All of the data needs to be repeated exactly.

****

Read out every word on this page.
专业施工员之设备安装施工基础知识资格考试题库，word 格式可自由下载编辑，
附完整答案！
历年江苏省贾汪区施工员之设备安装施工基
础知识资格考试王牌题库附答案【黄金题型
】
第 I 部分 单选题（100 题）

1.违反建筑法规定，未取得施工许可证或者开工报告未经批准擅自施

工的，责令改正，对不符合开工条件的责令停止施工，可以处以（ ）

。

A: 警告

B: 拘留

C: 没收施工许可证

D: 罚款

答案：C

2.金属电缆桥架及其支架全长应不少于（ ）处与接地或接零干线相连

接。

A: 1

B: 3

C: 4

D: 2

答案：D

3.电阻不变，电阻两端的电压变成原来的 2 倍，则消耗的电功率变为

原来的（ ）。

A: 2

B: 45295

****

• _Solution below_
Read out every word on this page.
专业施工员之设备安装施工基础知识资格考试题库，word 格式可自由下载编辑，
附完整答案！
历年江苏省贾汪区施工员之设备安装施工基
础知识资格考试王牌题库附答案【黄金题型
】
第 I 部分 单选题（100 题）

1.违反建筑法规定，未取得施工许可证或者开工报告未经批准擅自施

工的，责令改正，对不符合开工条件的责令停止施工，可以处以（ ）

。

A: 警告

B: 拘留

C: 没收施工许可证

D: 罚款

答案：C

2.金属电缆桥架及其支架全长应不少于（ ）处与接地或接零干线相连

接。

A: 1

B: 3

C: 4

D: 2

答案：D

3.电阻不变，电阻两端的电压变成原来的 2 倍，则消耗的电功率变为

原来的（ ）。

A: 2

B: 45295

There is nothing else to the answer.